## [Work to do]
Output every line of the listing below as a Markdown table with two columns, Row and Line, numbering each line and skipping blank ones. Leave the pictures out of the table.

## [Data to process]

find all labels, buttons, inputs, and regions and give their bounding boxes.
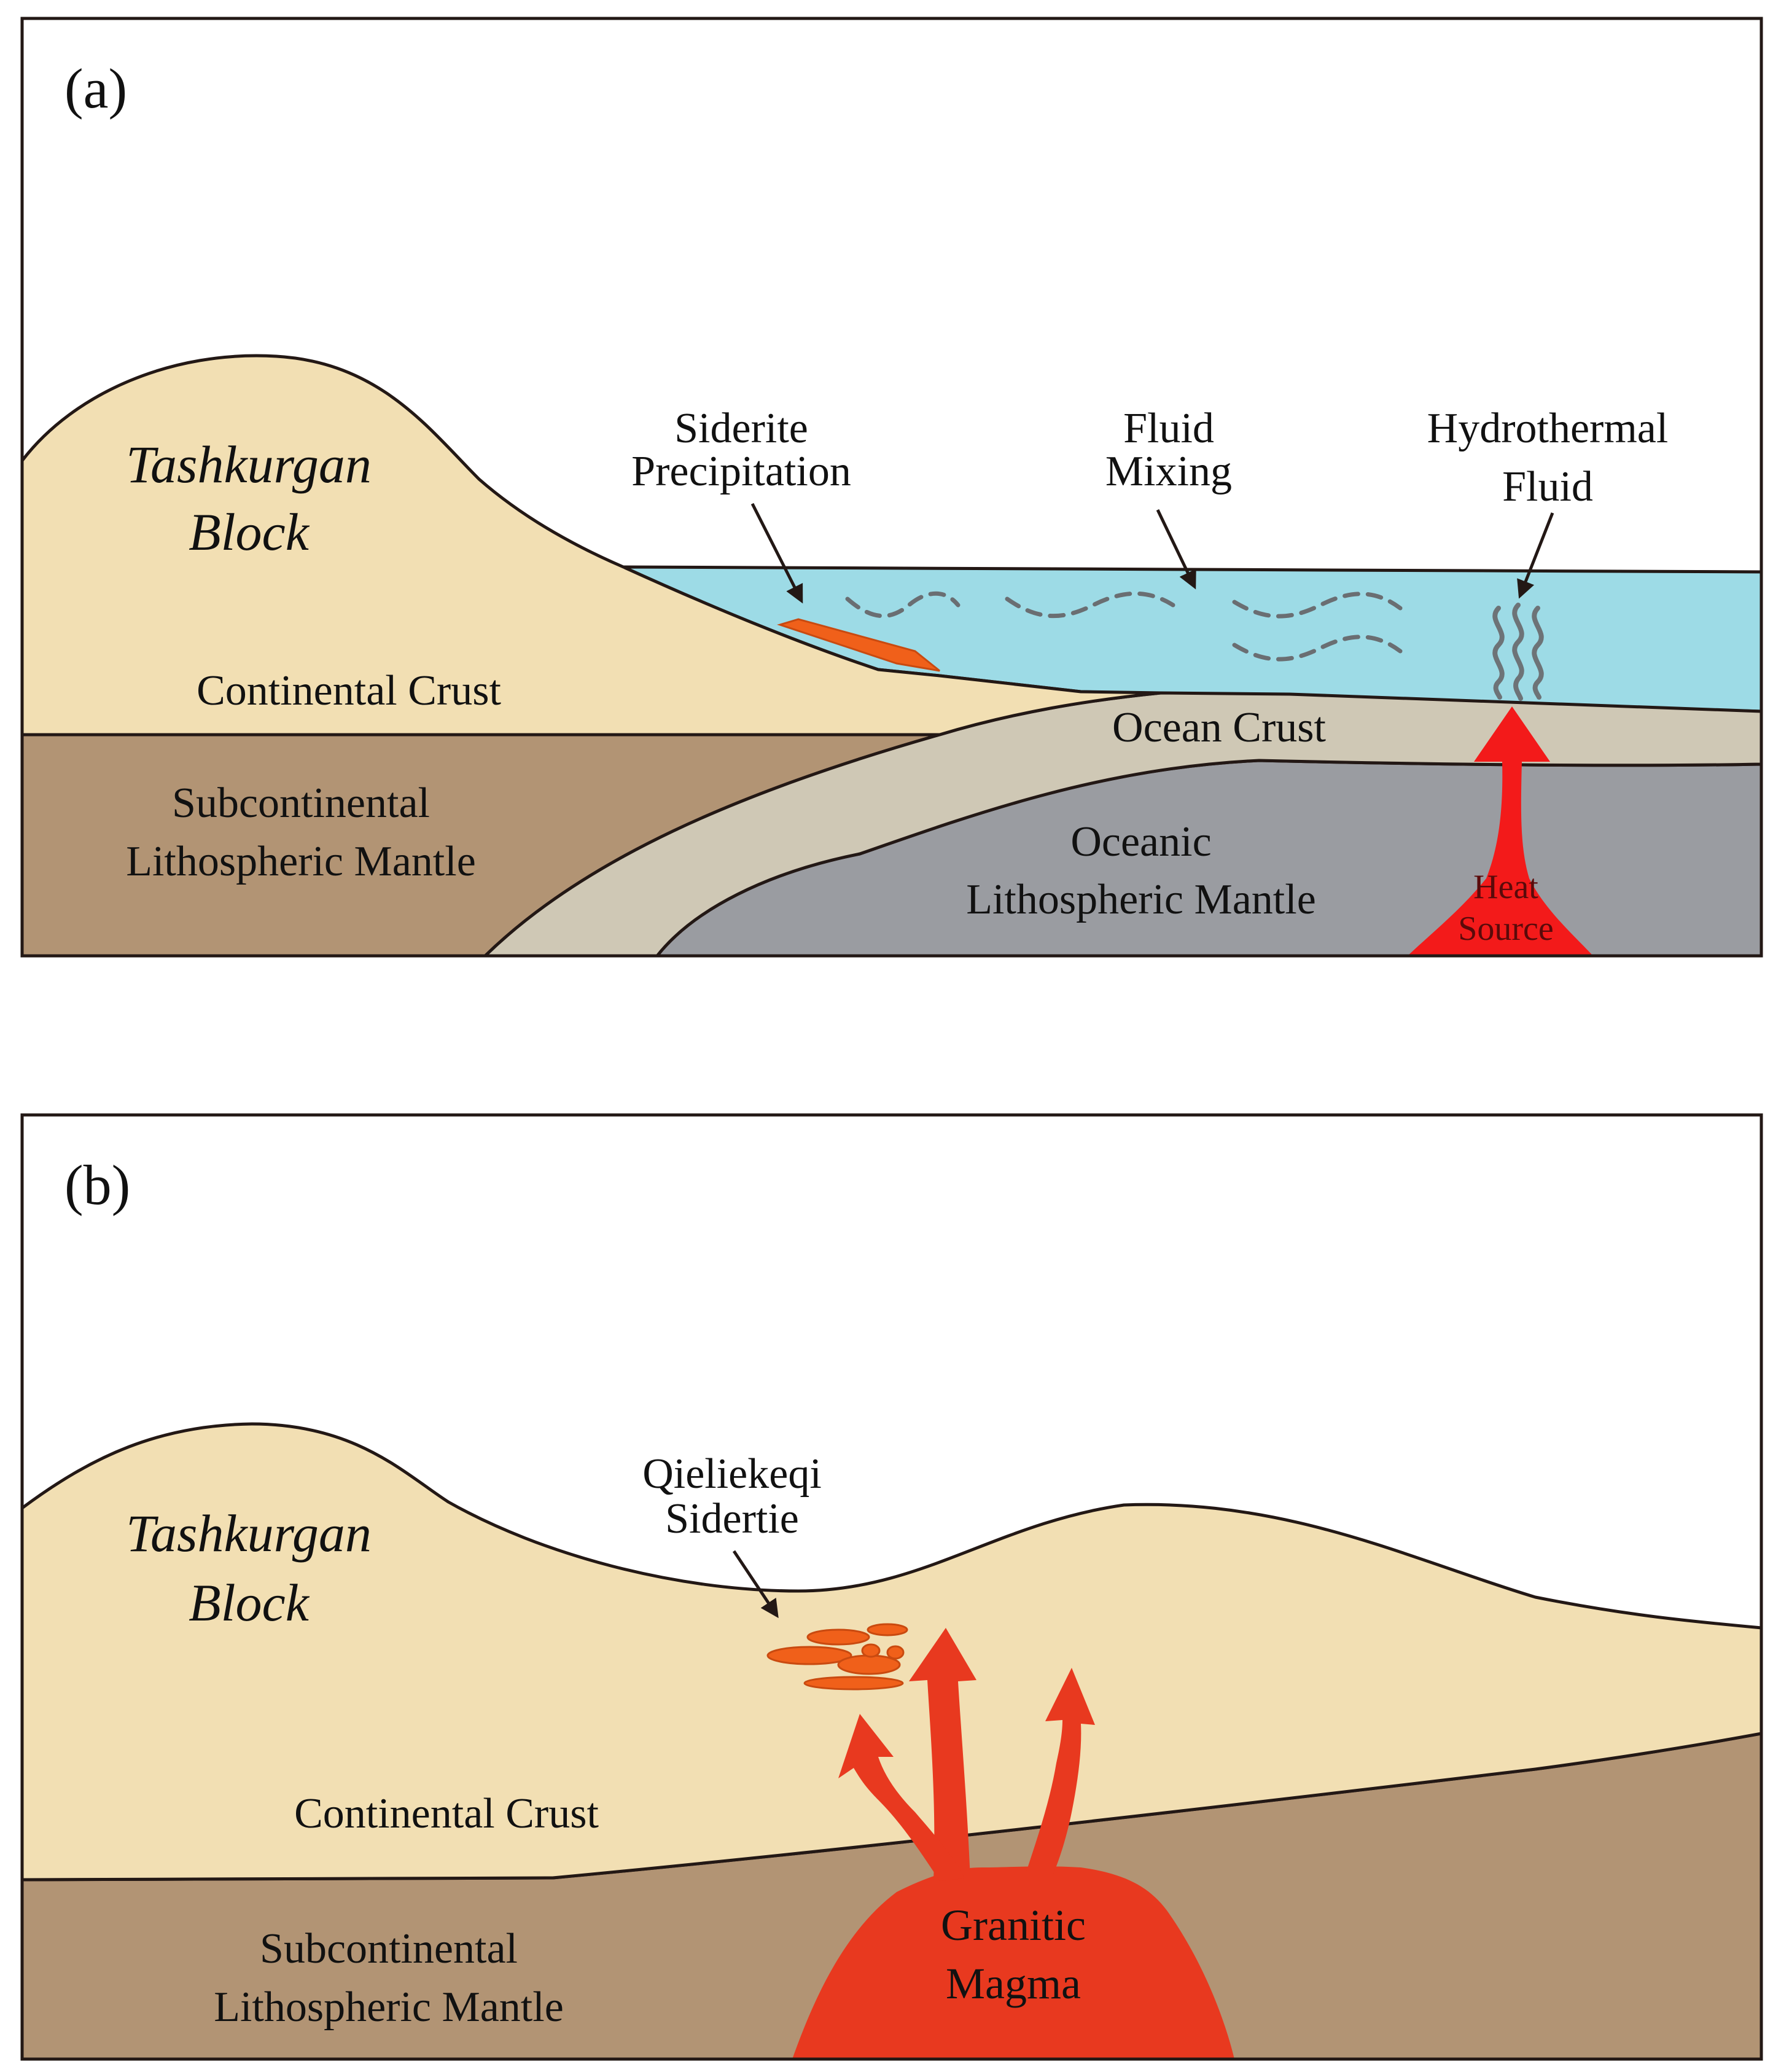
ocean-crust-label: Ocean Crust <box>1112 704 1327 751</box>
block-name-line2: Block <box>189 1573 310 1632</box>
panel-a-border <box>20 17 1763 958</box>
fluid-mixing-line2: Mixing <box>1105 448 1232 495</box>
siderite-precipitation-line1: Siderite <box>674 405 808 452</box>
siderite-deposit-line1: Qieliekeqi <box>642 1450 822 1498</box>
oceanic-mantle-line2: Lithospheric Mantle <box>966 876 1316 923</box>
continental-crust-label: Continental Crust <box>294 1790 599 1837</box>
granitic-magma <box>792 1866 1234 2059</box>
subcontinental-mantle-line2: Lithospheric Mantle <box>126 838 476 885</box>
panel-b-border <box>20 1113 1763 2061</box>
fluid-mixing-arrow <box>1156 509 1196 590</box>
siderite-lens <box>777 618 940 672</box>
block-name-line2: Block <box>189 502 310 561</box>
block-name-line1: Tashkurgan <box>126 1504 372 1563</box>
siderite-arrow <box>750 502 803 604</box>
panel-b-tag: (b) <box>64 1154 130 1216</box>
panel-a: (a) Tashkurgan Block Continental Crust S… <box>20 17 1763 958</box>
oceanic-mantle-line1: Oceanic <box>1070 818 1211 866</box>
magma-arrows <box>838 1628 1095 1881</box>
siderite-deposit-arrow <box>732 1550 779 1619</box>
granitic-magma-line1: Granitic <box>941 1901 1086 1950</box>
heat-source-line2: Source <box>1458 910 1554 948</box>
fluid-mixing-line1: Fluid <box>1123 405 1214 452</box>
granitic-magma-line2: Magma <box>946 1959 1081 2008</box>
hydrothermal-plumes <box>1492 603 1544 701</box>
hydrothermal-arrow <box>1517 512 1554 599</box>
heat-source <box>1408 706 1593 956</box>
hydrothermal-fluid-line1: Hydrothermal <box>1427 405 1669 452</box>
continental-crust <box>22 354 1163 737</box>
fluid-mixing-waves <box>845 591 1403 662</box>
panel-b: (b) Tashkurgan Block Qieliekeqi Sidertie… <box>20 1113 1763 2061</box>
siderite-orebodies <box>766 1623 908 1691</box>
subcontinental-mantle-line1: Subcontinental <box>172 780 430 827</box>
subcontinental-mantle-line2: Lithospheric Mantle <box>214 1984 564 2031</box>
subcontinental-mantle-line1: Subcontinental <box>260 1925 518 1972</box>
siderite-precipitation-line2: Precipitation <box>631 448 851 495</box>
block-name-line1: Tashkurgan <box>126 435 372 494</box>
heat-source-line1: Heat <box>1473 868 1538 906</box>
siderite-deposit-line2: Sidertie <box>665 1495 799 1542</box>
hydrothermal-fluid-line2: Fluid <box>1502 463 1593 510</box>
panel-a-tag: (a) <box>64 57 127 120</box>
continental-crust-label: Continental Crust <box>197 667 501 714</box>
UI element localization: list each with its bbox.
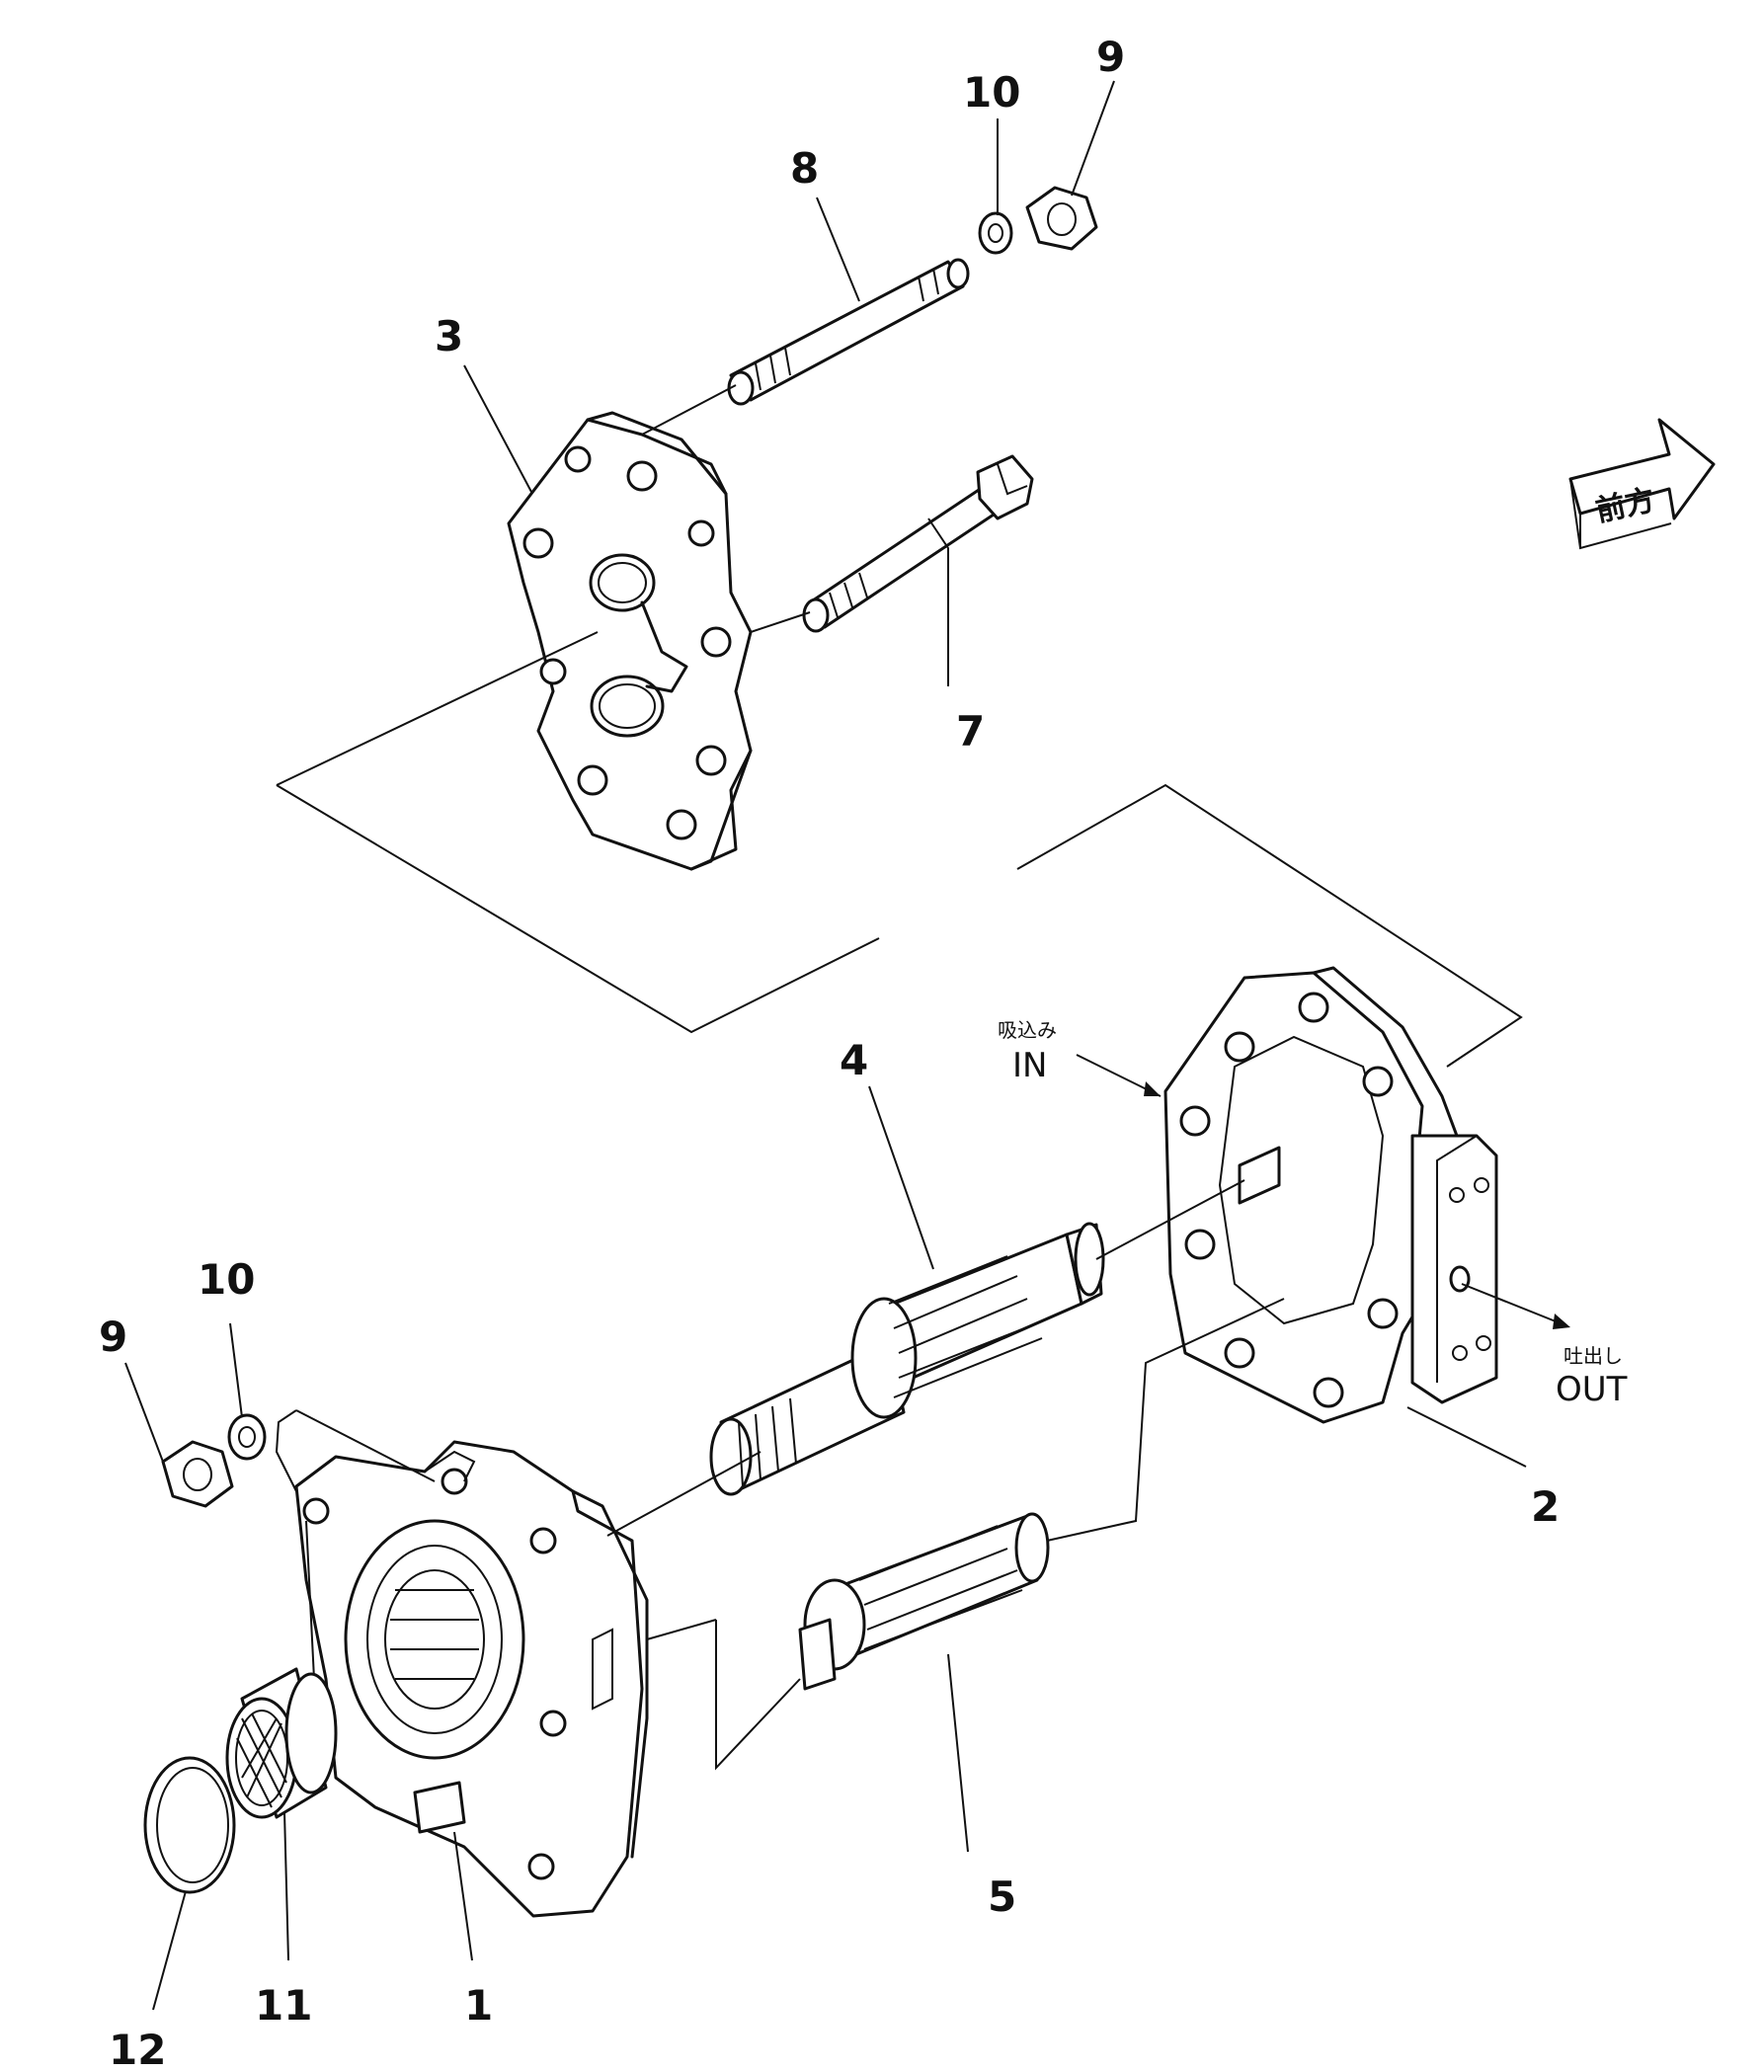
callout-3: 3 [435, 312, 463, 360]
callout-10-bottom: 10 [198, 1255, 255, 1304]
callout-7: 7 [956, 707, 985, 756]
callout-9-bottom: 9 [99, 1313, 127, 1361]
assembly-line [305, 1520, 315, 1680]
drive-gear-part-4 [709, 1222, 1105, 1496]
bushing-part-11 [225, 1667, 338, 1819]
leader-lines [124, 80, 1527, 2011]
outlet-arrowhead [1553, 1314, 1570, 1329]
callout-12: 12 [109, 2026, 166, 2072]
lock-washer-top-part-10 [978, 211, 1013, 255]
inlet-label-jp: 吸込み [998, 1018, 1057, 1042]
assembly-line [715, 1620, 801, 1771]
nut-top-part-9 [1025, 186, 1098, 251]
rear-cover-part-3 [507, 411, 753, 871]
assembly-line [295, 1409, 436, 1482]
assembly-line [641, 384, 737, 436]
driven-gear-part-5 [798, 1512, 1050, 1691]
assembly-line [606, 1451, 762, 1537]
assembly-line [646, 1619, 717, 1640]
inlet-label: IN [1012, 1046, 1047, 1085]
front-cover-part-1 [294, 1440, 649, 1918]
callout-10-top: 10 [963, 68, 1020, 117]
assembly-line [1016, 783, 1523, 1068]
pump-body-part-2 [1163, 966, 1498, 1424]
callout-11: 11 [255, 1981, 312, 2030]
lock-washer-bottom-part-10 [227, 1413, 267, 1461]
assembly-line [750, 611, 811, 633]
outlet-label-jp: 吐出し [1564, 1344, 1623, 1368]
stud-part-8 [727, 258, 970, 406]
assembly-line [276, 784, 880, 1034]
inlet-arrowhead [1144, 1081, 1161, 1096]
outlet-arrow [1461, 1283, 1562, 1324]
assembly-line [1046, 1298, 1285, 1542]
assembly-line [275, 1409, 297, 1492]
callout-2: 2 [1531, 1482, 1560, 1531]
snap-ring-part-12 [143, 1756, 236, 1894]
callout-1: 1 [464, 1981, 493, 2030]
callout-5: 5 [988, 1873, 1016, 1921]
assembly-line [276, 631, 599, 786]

## [Result below]
| Row | Line |
|---|---|
| 1 | find all labels, buttons, inputs, and regions and give their bounding boxes. |
| 2 | ocean-crust-label: Ocean Crust <box>1112 704 1327 751</box> |
| 3 | block-name-line2: Block <box>189 1573 310 1632</box> |
| 4 | panel-a-border <box>20 17 1763 958</box> |
| 5 | fluid-mixing-line2: Mixing <box>1105 448 1232 495</box> |
| 6 | siderite-precipitation-line1: Siderite <box>674 405 808 452</box> |
| 7 | siderite-deposit-line1: Qieliekeqi <box>642 1450 822 1498</box> |
| 8 | oceanic-mantle-line2: Lithospheric Mantle <box>966 876 1316 923</box> |
| 9 | continental-crust-label: Continental Crust <box>294 1790 599 1837</box> |
| 10 | granitic-magma <box>792 1866 1234 2059</box> |
| 11 | subcontinental-mantle-line2: Lithospheric Mantle <box>126 838 476 885</box> |
| 12 | panel-b-border <box>20 1113 1763 2061</box> |
| 13 | fluid-mixing-arrow <box>1156 509 1196 590</box> |
| 14 | siderite-lens <box>777 618 940 672</box> |
| 15 | block-name-line2: Block <box>189 502 310 561</box> |
| 16 | block-name-line1: Tashkurgan <box>126 1504 372 1563</box> |
| 17 | siderite-arrow <box>750 502 803 604</box> |
| 18 | panel-b-tag: (b) <box>64 1154 130 1216</box> |
| 19 | panel-a: (a) Tashkurgan Block Continental Crust S… <box>20 17 1763 958</box> |
| 20 | oceanic-mantle-line1: Oceanic <box>1070 818 1211 866</box> |
| 21 | magma-arrows <box>838 1628 1095 1881</box> |
| 22 | siderite-deposit-arrow <box>732 1550 779 1619</box> |
| 23 | granitic-magma-line1: Granitic <box>941 1901 1086 1950</box> |
| 24 | heat-source-line2: Source <box>1458 910 1554 948</box> |
| 25 | fluid-mixing-line1: Fluid <box>1123 405 1214 452</box> |
| 26 | granitic-magma-line2: Magma <box>946 1959 1081 2008</box> |
| 27 | hydrothermal-plumes <box>1492 603 1544 701</box> |
| 28 | hydrothermal-arrow <box>1517 512 1554 599</box> |
| 29 | heat-source <box>1408 706 1593 956</box> |
| 30 | hydrothermal-fluid-line1: Hydrothermal <box>1427 405 1669 452</box> |
| 31 | continental-crust <box>22 354 1163 737</box> |
| 32 | fluid-mixing-waves <box>845 591 1403 662</box> |
| 33 | panel-b: (b) Tashkurgan Block Qieliekeqi Sidertie… <box>20 1113 1763 2061</box> |
| 34 | siderite-orebodies <box>766 1623 908 1691</box> |
| 35 | subcontinental-mantle-line1: Subcontinental <box>172 780 430 827</box> |
| 36 | subcontinental-mantle-line2: Lithospheric Mantle <box>214 1984 564 2031</box> |
| 37 | subcontinental-mantle-line1: Subcontinental <box>260 1925 518 1972</box> |
| 38 | siderite-precipitation-line2: Precipitation <box>631 448 851 495</box> |
| 39 | block-name-line1: Tashkurgan <box>126 435 372 494</box> |
| 40 | heat-source-line1: Heat <box>1473 868 1538 906</box> |
| 41 | siderite-deposit-line2: Sidertie <box>665 1495 799 1542</box> |
| 42 | hydrothermal-fluid-line2: Fluid <box>1502 463 1593 510</box> |
| 43 | panel-a-tag: (a) <box>64 57 127 120</box> |
| 44 | continental-crust-label: Continental Crust <box>197 667 501 714</box> |
| 45 | UI element localization: list each with its bbox. |
| 46 | callout-3: 3 [435, 312, 463, 360] |
| 47 | callout-10-bottom: 10 [198, 1255, 255, 1304] |
| 48 | callout-7: 7 [956, 707, 985, 756] |
| 49 | callout-9-bottom: 9 [99, 1313, 127, 1361] |
| 50 | assembly-line [305, 1520, 315, 1680] |
| 51 | drive-gear-part-4 [709, 1222, 1105, 1496] |
| 52 | bushing-part-11 [225, 1667, 338, 1819] |
| 53 | leader-lines [124, 80, 1527, 2011] |
| 54 | outlet-arrowhead [1553, 1314, 1570, 1329] |
| 55 | callout-12: 12 [109, 2026, 166, 2072] |
| 56 | lock-washer-top-part-10 [978, 211, 1013, 255] |
| 57 | inlet-label-jp: 吸込み [998, 1018, 1057, 1042] |
| 58 | assembly-line [715, 1620, 801, 1771] |
| 59 | nut-top-part-9 [1025, 186, 1098, 251] |
| 60 | rear-cover-part-3 [507, 411, 753, 871] |
| 61 | assembly-line [295, 1409, 436, 1482] |
| 62 | assembly-line [641, 384, 737, 436] |
| 63 | driven-gear-part-5 [798, 1512, 1050, 1691] |
| 64 | assembly-line [606, 1451, 762, 1537] |
| 65 | assembly-line [646, 1619, 717, 1640] |
| 66 | inlet-label: IN [1012, 1046, 1047, 1085] |
| 67 | front-cover-part-1 [294, 1440, 649, 1918] |
| 68 | callout-10-top: 10 [963, 68, 1020, 117] |
| 69 | assembly-line [1016, 783, 1523, 1068] |
| 70 | pump-body-part-2 [1163, 966, 1498, 1424] |
| 71 | callout-11: 11 [255, 1981, 312, 2030] |
| 72 | lock-washer-bottom-part-10 [227, 1413, 267, 1461] |
| 73 | assembly-line [750, 611, 811, 633] |
| 74 | outlet-label-jp: 吐出し [1564, 1344, 1623, 1368] |
| 75 | stud-part-8 [727, 258, 970, 406] |
| 76 | assembly-line [276, 784, 880, 1034] |
| 77 | inlet-arrowhead [1144, 1081, 1161, 1096] |
| 78 | outlet-arrow [1461, 1283, 1562, 1324] |
| 79 | assembly-line [1046, 1298, 1285, 1542] |
| 80 | assembly-line [275, 1409, 297, 1492] |
| 81 | callout-2: 2 [1531, 1482, 1560, 1531] |
| 82 | snap-ring-part-12 [143, 1756, 236, 1894] |
| 83 | callout-1: 1 [464, 1981, 493, 2030] |
| 84 | callout-5: 5 [988, 1873, 1016, 1921] |
| 85 | assembly-line [276, 631, 599, 786] |